**To be done**: Without including any pictures, write out all the entries exactly.

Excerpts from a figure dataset
• • •
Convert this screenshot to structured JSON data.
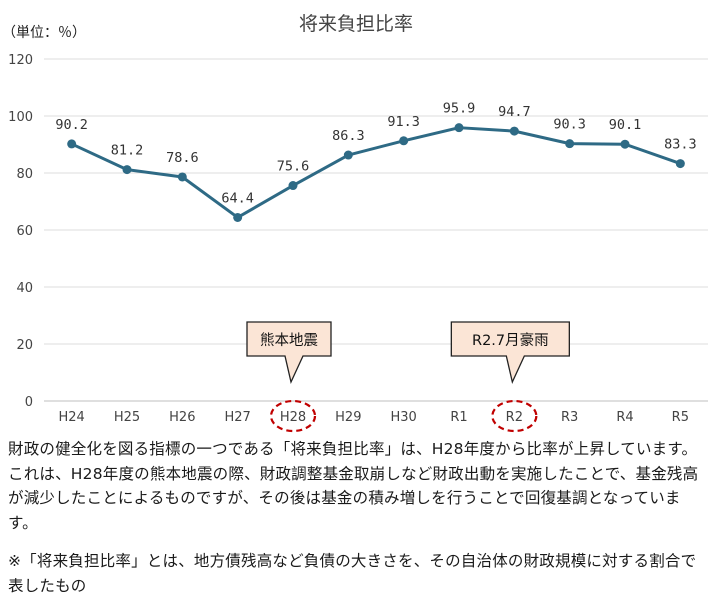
{
  "chart_data": {
    "type": "line",
    "title": "将来負担比率",
    "unit_label": "（単位：％）",
    "categories": [
      "H24",
      "H25",
      "H26",
      "H27",
      "H28",
      "H29",
      "H30",
      "R1",
      "R2",
      "R3",
      "R4",
      "R5"
    ],
    "values": [
      90.2,
      81.2,
      78.6,
      64.4,
      75.6,
      86.3,
      91.3,
      95.9,
      94.7,
      90.3,
      90.1,
      83.3
    ],
    "value_labels": [
      "90.2",
      "81.2",
      "78.6",
      "64.4",
      "75.6",
      "86.3",
      "91.3",
      "95.9",
      "94.7",
      "90.3",
      "90.1",
      "83.3"
    ],
    "yticks": [
      "0",
      "20",
      "40",
      "60",
      "80",
      "100",
      "120"
    ],
    "ylim": [
      0,
      120
    ],
    "grid": true,
    "line_color": "#2e6a85",
    "highlight_color": "#c00000",
    "annotations": [
      {
        "text": "熊本地震",
        "category": "H28"
      },
      {
        "text": "R2.7月豪雨",
        "category": "R2"
      }
    ]
  },
  "description": "財政の健全化を図る指標の一つである「将来負担比率」は、H28年度から比率が上昇しています。これは、H28年度の熊本地震の際、財政調整基金取崩しなど財政出動を実施したことで、基金残高が減少したことによるものですが、その後は基金の積み増しを行うことで回復基調となっています。",
  "note": "※「将来負担比率」とは、地方債残高など負債の大きさを、その自治体の財政規模に対する割合で表したもの"
}
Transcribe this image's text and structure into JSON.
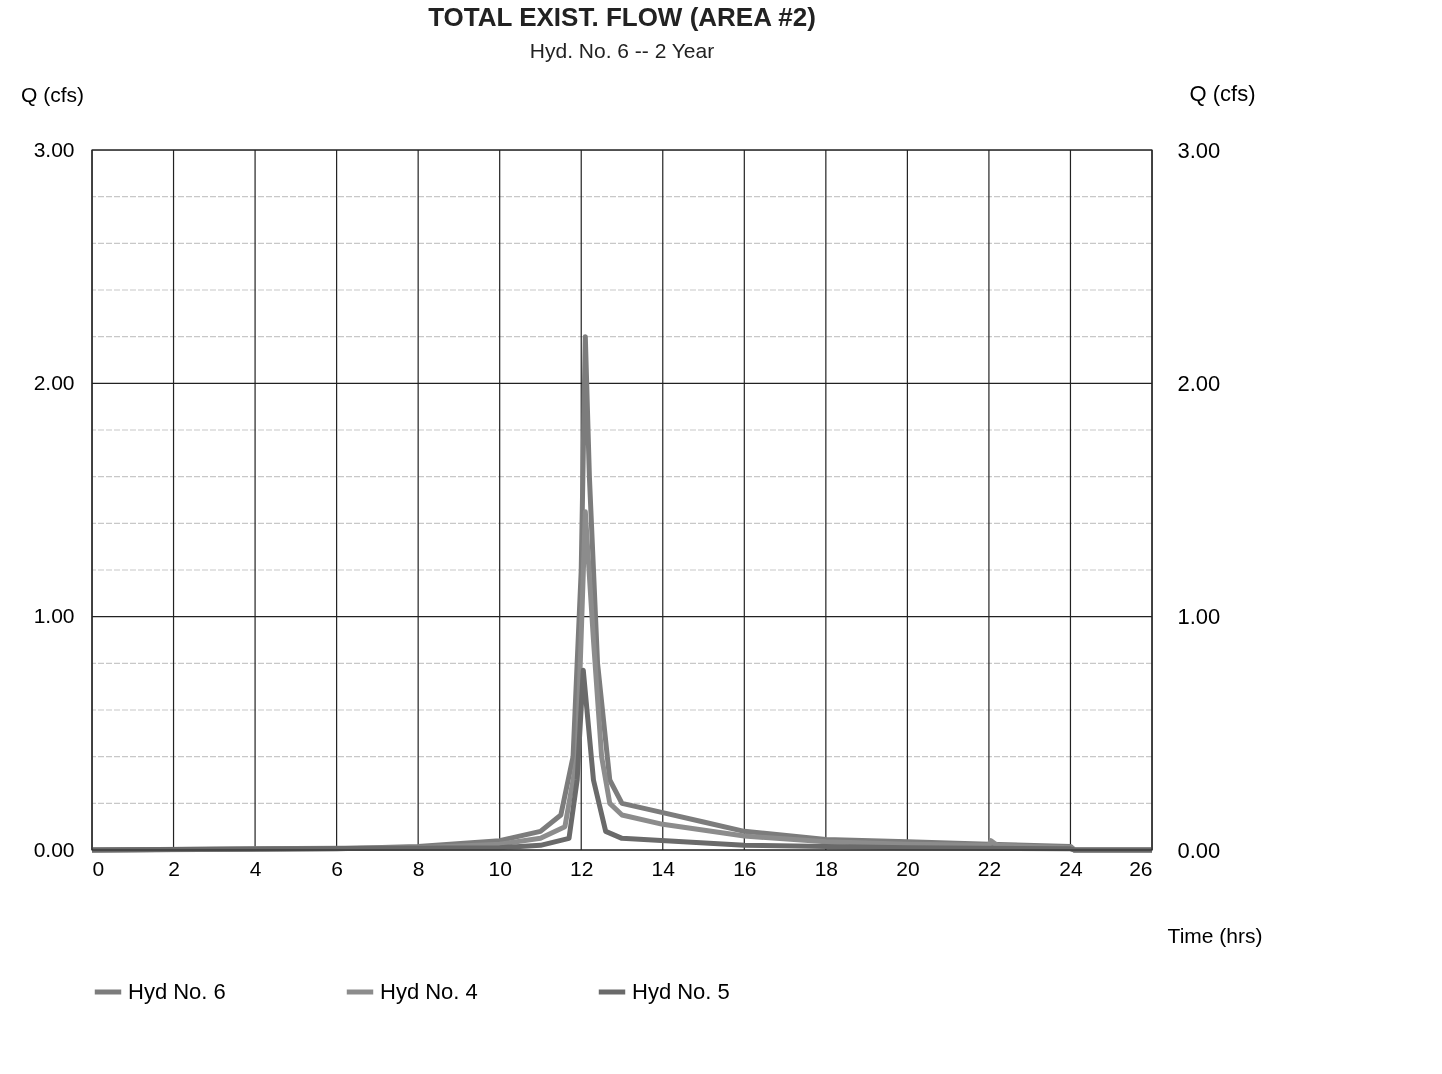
{
  "chart_data": {
    "type": "line",
    "title": "TOTAL EXIST. FLOW (AREA #2)",
    "subtitle": "Hyd. No. 6 -- 2 Year",
    "xlabel": "Time (hrs)",
    "ylabel": "Q (cfs)",
    "y2label": "Q (cfs)",
    "xlim": [
      0,
      26
    ],
    "xticks": [
      0,
      2,
      4,
      6,
      8,
      10,
      12,
      14,
      16,
      18,
      20,
      22,
      24,
      26
    ],
    "ylim": [
      0,
      3
    ],
    "yticks": [
      {
        "value": 0,
        "label": "0.00"
      },
      {
        "value": 0.2,
        "label": null
      },
      {
        "value": 0.4,
        "label": null
      },
      {
        "value": 0.6,
        "label": null
      },
      {
        "value": 0.8,
        "label": null
      },
      {
        "value": 1,
        "label": "1.00"
      },
      {
        "value": 1.2,
        "label": null
      },
      {
        "value": 1.4,
        "label": null
      },
      {
        "value": 1.6,
        "label": null
      },
      {
        "value": 1.8,
        "label": null
      },
      {
        "value": 2,
        "label": "2.00"
      },
      {
        "value": 2.2,
        "label": null
      },
      {
        "value": 2.4,
        "label": null
      },
      {
        "value": 2.6,
        "label": null
      },
      {
        "value": 2.8,
        "label": null
      },
      {
        "value": 3,
        "label": "3.00"
      }
    ],
    "y2lim": [
      0,
      3
    ],
    "y2ticks": [
      {
        "value": 0,
        "label": "0.00"
      },
      {
        "value": 1,
        "label": "1.00"
      },
      {
        "value": 2,
        "label": "2.00"
      },
      {
        "value": 3,
        "label": "3.00"
      }
    ],
    "grid": true,
    "legend": "bottom",
    "marker": "none",
    "line_style": "solid",
    "series": [
      {
        "name": "Hyd No. 6",
        "color": "#7c7c7c",
        "x": [
          0,
          6,
          8,
          10,
          11,
          11.5,
          11.8,
          12.0,
          12.1,
          12.2,
          12.4,
          12.7,
          13,
          14,
          15,
          16,
          18,
          20,
          22,
          24,
          24.1,
          26
        ],
        "values": [
          0,
          0.005,
          0.015,
          0.04,
          0.08,
          0.15,
          0.4,
          1.2,
          2.2,
          1.6,
          0.8,
          0.3,
          0.2,
          0.16,
          0.12,
          0.08,
          0.045,
          0.035,
          0.025,
          0.015,
          0,
          0
        ]
      },
      {
        "name": "Hyd No. 4",
        "color": "#8c8c8c",
        "x": [
          0,
          8,
          10,
          11,
          11.6,
          11.9,
          12.1,
          12.3,
          12.5,
          12.7,
          13,
          14,
          16,
          18,
          20,
          22,
          22.05,
          22.2,
          24,
          24.1,
          26
        ],
        "values": [
          0,
          0.01,
          0.025,
          0.05,
          0.1,
          0.4,
          1.45,
          0.9,
          0.4,
          0.2,
          0.15,
          0.11,
          0.06,
          0.035,
          0.025,
          0.02,
          0.04,
          0.02,
          0.01,
          0,
          0
        ]
      },
      {
        "name": "Hyd No. 5",
        "color": "#6a6a6a",
        "x": [
          0,
          10,
          11,
          11.7,
          11.9,
          12.05,
          12.3,
          12.6,
          13,
          16,
          20,
          24,
          24.1,
          26
        ],
        "values": [
          0,
          0.01,
          0.02,
          0.05,
          0.3,
          0.77,
          0.3,
          0.08,
          0.05,
          0.02,
          0.01,
          0.005,
          0,
          0
        ]
      }
    ]
  }
}
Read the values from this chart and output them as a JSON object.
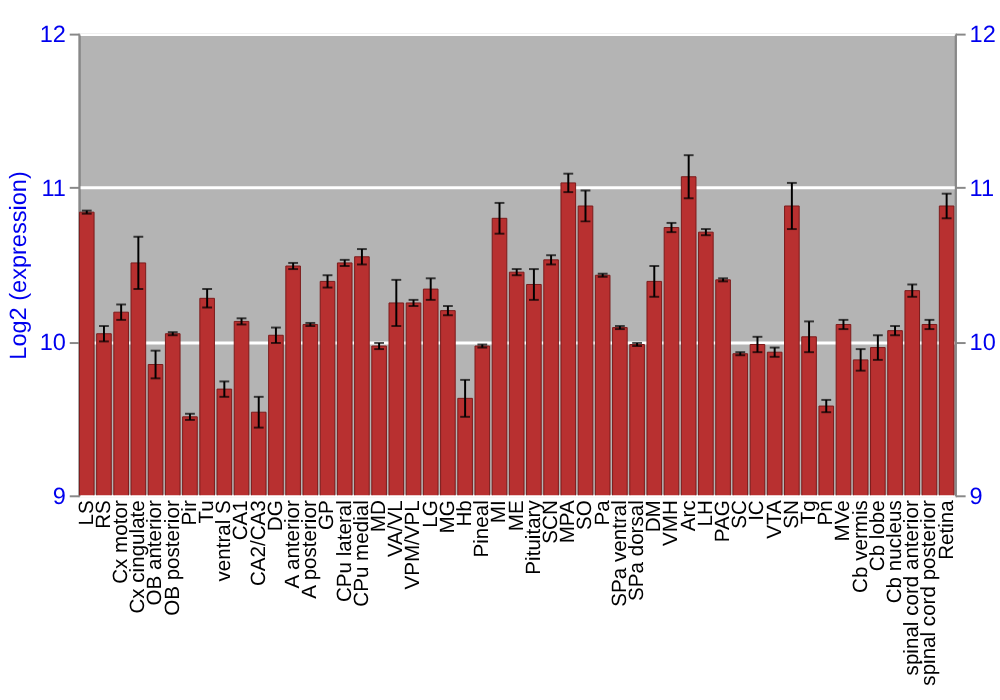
• • •
**Full output**:
Convert this screenshot to structured JSON data.
{
  "chart_data": {
    "type": "line",
    "title": "将来負担比率",
    "unit_label": "（単位：％）",
    "categories": [
      "H24",
      "H25",
      "H26",
      "H27",
      "H28",
      "H29",
      "H30",
      "R1",
      "R2",
      "R3",
      "R4",
      "R5"
    ],
    "values": [
      90.2,
      81.2,
      78.6,
      64.4,
      75.6,
      86.3,
      91.3,
      95.9,
      94.7,
      90.3,
      90.1,
      83.3
    ],
    "value_labels": [
      "90.2",
      "81.2",
      "78.6",
      "64.4",
      "75.6",
      "86.3",
      "91.3",
      "95.9",
      "94.7",
      "90.3",
      "90.1",
      "83.3"
    ],
    "yticks": [
      "0",
      "20",
      "40",
      "60",
      "80",
      "100",
      "120"
    ],
    "ylim": [
      0,
      120
    ],
    "grid": true,
    "line_color": "#2e6a85",
    "highlight_color": "#c00000",
    "annotations": [
      {
        "text": "熊本地震",
        "category": "H28"
      },
      {
        "text": "R2.7月豪雨",
        "category": "R2"
      }
    ]
  },
  "description": "財政の健全化を図る指標の一つである「将来負担比率」は、H28年度から比率が上昇しています。これは、H28年度の熊本地震の際、財政調整基金取崩しなど財政出動を実施したことで、基金残高が減少したことによるものですが、その後は基金の積み増しを行うことで回復基調となっています。",
  "note": "※「将来負担比率」とは、地方債残高など負債の大きさを、その自治体の財政規模に対する割合で表したもの"
}
Transcribe this image's text and structure into JSON.
{
  "chart_data": {
    "type": "line",
    "title": "TOTAL EXIST. FLOW (AREA #2)",
    "subtitle": "Hyd. No. 6 -- 2 Year",
    "xlabel": "Time (hrs)",
    "ylabel": "Q (cfs)",
    "y2label": "Q (cfs)",
    "xlim": [
      0,
      26
    ],
    "xticks": [
      0,
      2,
      4,
      6,
      8,
      10,
      12,
      14,
      16,
      18,
      20,
      22,
      24,
      26
    ],
    "ylim": [
      0,
      3
    ],
    "yticks": [
      {
        "value": 0,
        "label": "0.00"
      },
      {
        "value": 0.2,
        "label": null
      },
      {
        "value": 0.4,
        "label": null
      },
      {
        "value": 0.6,
        "label": null
      },
      {
        "value": 0.8,
        "label": null
      },
      {
        "value": 1,
        "label": "1.00"
      },
      {
        "value": 1.2,
        "label": null
      },
      {
        "value": 1.4,
        "label": null
      },
      {
        "value": 1.6,
        "label": null
      },
      {
        "value": 1.8,
        "label": null
      },
      {
        "value": 2,
        "label": "2.00"
      },
      {
        "value": 2.2,
        "label": null
      },
      {
        "value": 2.4,
        "label": null
      },
      {
        "value": 2.6,
        "label": null
      },
      {
        "value": 2.8,
        "label": null
      },
      {
        "value": 3,
        "label": "3.00"
      }
    ],
    "y2lim": [
      0,
      3
    ],
    "y2ticks": [
      {
        "value": 0,
        "label": "0.00"
      },
      {
        "value": 1,
        "label": "1.00"
      },
      {
        "value": 2,
        "label": "2.00"
      },
      {
        "value": 3,
        "label": "3.00"
      }
    ],
    "grid": true,
    "legend": "bottom",
    "marker": "none",
    "line_style": "solid",
    "series": [
      {
        "name": "Hyd No. 6",
        "color": "#7c7c7c",
        "x": [
          0,
          6,
          8,
          10,
          11,
          11.5,
          11.8,
          12.0,
          12.1,
          12.2,
          12.4,
          12.7,
          13,
          14,
          15,
          16,
          18,
          20,
          22,
          24,
          24.1,
          26
        ],
        "values": [
          0,
          0.005,
          0.015,
          0.04,
          0.08,
          0.15,
          0.4,
          1.2,
          2.2,
          1.6,
          0.8,
          0.3,
          0.2,
          0.16,
          0.12,
          0.08,
          0.045,
          0.035,
          0.025,
          0.015,
          0,
          0
        ]
      },
      {
        "name": "Hyd No. 4",
        "color": "#8c8c8c",
        "x": [
          0,
          8,
          10,
          11,
          11.6,
          11.9,
          12.1,
          12.3,
          12.5,
          12.7,
          13,
          14,
          16,
          18,
          20,
          22,
          22.05,
          22.2,
          24,
          24.1,
          26
        ],
        "values": [
          0,
          0.01,
          0.025,
          0.05,
          0.1,
          0.4,
          1.45,
          0.9,
          0.4,
          0.2,
          0.15,
          0.11,
          0.06,
          0.035,
          0.025,
          0.02,
          0.04,
          0.02,
          0.01,
          0,
          0
        ]
      },
      {
        "name": "Hyd No. 5",
        "color": "#6a6a6a",
        "x": [
          0,
          10,
          11,
          11.7,
          11.9,
          12.05,
          12.3,
          12.6,
          13,
          16,
          20,
          24,
          24.1,
          26
        ],
        "values": [
          0,
          0.01,
          0.02,
          0.05,
          0.3,
          0.77,
          0.3,
          0.08,
          0.05,
          0.02,
          0.01,
          0.005,
          0,
          0
        ]
      }
    ]
  }
}
Read the values from this chart and output them as a JSON object.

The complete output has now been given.